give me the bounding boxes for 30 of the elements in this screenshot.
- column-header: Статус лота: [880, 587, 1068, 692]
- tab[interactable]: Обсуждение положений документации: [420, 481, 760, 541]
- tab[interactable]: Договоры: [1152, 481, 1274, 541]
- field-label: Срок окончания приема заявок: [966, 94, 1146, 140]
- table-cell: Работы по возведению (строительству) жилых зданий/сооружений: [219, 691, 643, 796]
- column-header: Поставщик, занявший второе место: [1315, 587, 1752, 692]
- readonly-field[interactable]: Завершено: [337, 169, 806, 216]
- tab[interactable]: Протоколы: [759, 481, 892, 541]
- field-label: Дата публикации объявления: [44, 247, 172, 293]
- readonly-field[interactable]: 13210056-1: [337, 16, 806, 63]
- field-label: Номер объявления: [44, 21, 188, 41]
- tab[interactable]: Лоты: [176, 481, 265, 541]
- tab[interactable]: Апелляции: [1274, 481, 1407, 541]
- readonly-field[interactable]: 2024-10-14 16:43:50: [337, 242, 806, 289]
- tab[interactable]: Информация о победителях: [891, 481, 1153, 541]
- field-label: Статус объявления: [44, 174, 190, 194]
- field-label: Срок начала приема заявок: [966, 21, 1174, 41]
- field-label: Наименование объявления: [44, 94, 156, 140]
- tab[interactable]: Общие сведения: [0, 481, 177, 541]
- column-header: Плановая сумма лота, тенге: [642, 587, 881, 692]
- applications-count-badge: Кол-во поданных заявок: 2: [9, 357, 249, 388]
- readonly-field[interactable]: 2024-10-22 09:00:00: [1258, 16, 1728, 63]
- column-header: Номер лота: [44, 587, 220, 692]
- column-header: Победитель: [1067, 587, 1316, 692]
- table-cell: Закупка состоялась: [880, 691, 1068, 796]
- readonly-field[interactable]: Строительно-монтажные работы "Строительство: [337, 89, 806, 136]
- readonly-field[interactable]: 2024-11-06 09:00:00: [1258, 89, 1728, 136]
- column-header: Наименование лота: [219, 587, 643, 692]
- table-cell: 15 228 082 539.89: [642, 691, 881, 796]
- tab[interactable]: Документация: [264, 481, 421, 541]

*-*-*

EXERCISE:
Reproduce the items verbatim, from the first line through the line containing "- applications-count-badge: Кол-во", both included.

SOLUTION:
give me the bounding boxes for 30 of the elements in this screenshot.
- column-header: Статус лота: [880, 587, 1068, 692]
- tab[interactable]: Обсуждение положений документации: [420, 481, 760, 541]
- tab[interactable]: Договоры: [1152, 481, 1274, 541]
- field-label: Срок окончания приема заявок: [966, 94, 1146, 140]
- table-cell: Работы по возведению (строительству) жилых зданий/сооружений: [219, 691, 643, 796]
- column-header: Поставщик, занявший второе место: [1315, 587, 1752, 692]
- readonly-field[interactable]: Завершено: [337, 169, 806, 216]
- tab[interactable]: Протоколы: [759, 481, 892, 541]
- field-label: Дата публикации объявления: [44, 247, 172, 293]
- readonly-field[interactable]: 13210056-1: [337, 16, 806, 63]
- field-label: Номер объявления: [44, 21, 188, 41]
- tab[interactable]: Лоты: [176, 481, 265, 541]
- tab[interactable]: Апелляции: [1274, 481, 1407, 541]
- readonly-field[interactable]: 2024-10-14 16:43:50: [337, 242, 806, 289]
- tab[interactable]: Информация о победителях: [891, 481, 1153, 541]
- field-label: Статус объявления: [44, 174, 190, 194]
- field-label: Срок начала приема заявок: [966, 21, 1174, 41]
- field-label: Наименование объявления: [44, 94, 156, 140]
- tab[interactable]: Общие сведения: [0, 481, 177, 541]
- column-header: Плановая сумма лота, тенге: [642, 587, 881, 692]
- applications-count-badge: Кол-во поданных заявок: 2: [9, 357, 249, 388]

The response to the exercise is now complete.